*Prompt*. Reproduce every row below verbatim, leaving out the pictures.

========================================

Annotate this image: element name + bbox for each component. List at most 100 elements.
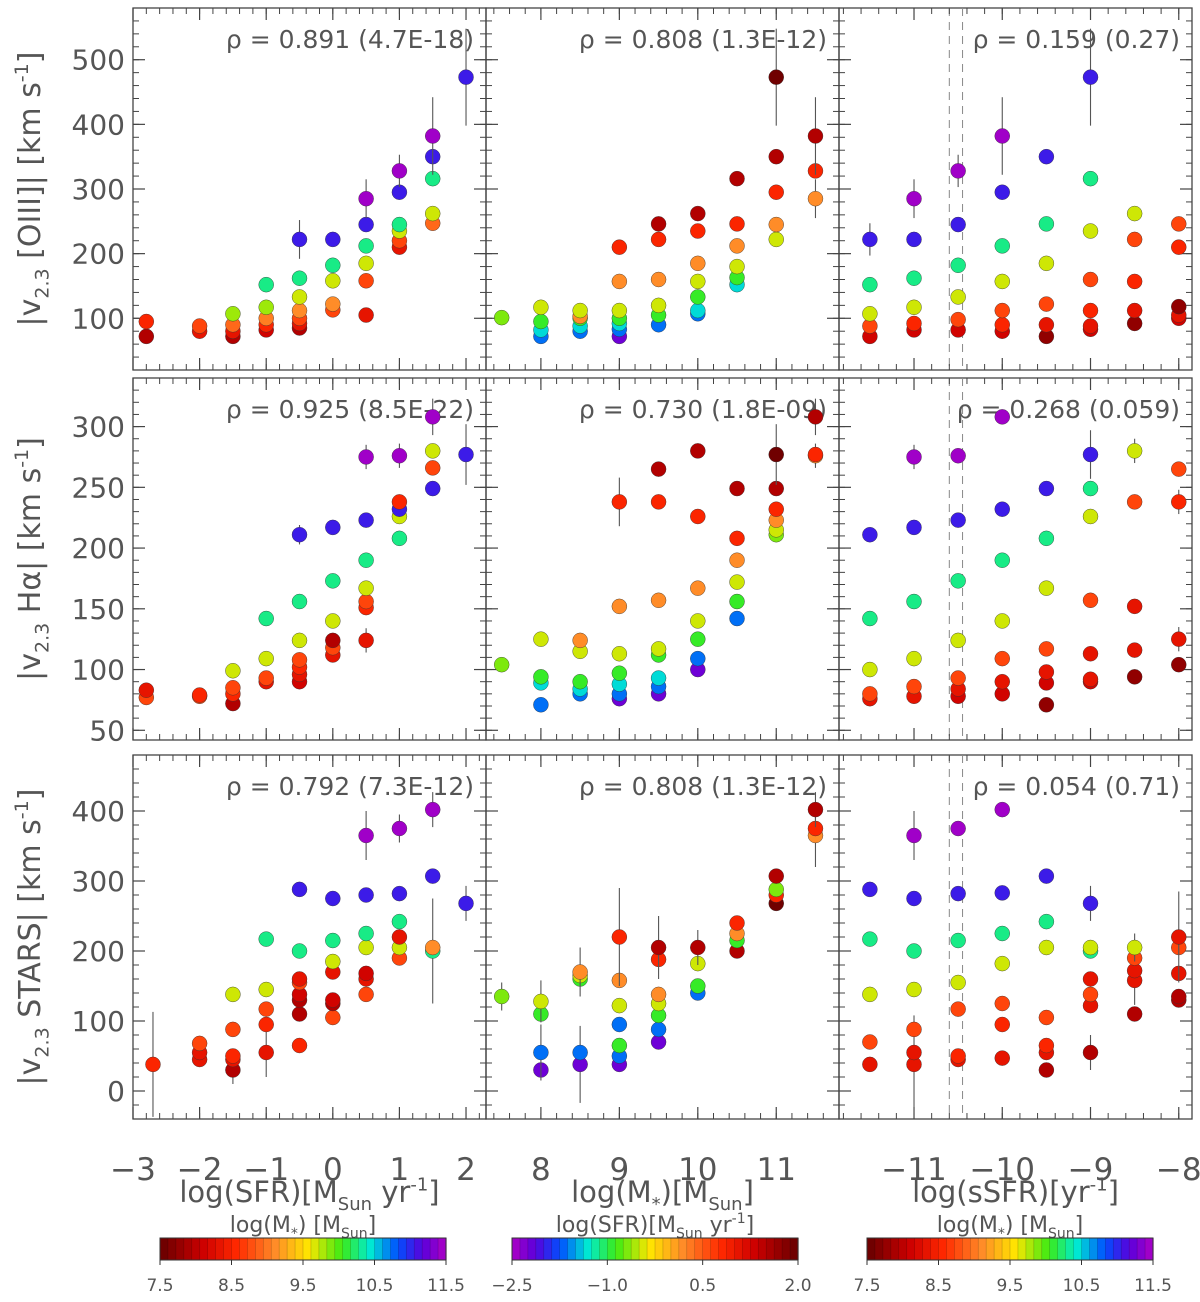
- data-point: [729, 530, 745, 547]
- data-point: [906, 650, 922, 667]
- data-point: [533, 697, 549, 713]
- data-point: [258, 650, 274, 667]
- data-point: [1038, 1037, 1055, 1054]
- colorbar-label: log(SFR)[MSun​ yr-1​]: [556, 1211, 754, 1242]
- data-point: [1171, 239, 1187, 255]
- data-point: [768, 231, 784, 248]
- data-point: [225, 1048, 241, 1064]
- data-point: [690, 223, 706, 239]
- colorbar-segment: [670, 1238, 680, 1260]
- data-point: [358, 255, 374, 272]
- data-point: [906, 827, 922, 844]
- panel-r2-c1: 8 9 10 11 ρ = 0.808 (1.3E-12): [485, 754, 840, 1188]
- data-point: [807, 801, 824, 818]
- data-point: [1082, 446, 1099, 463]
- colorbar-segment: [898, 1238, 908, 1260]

========================================

*The answer*.
Annotate this image: element name + bbox for each component. List at most 100 elements.
- data-point: [729, 530, 745, 547]
- data-point: [906, 650, 922, 667]
- data-point: [533, 697, 549, 713]
- data-point: [258, 650, 274, 667]
- data-point: [1038, 1037, 1055, 1054]
- colorbar-label: log(SFR)[MSun​ yr-1​]: [556, 1211, 754, 1242]
- data-point: [1171, 239, 1187, 255]
- data-point: [768, 231, 784, 248]
- data-point: [225, 1048, 241, 1064]
- data-point: [690, 223, 706, 239]
- colorbar-segment: [670, 1238, 680, 1260]
- data-point: [358, 255, 374, 272]
- data-point: [906, 827, 922, 844]
- panel-r2-c1: 8 9 10 11 ρ = 0.808 (1.3E-12): [485, 754, 840, 1188]
- data-point: [807, 801, 824, 818]
- data-point: [1082, 446, 1099, 463]
- colorbar-segment: [898, 1238, 908, 1260]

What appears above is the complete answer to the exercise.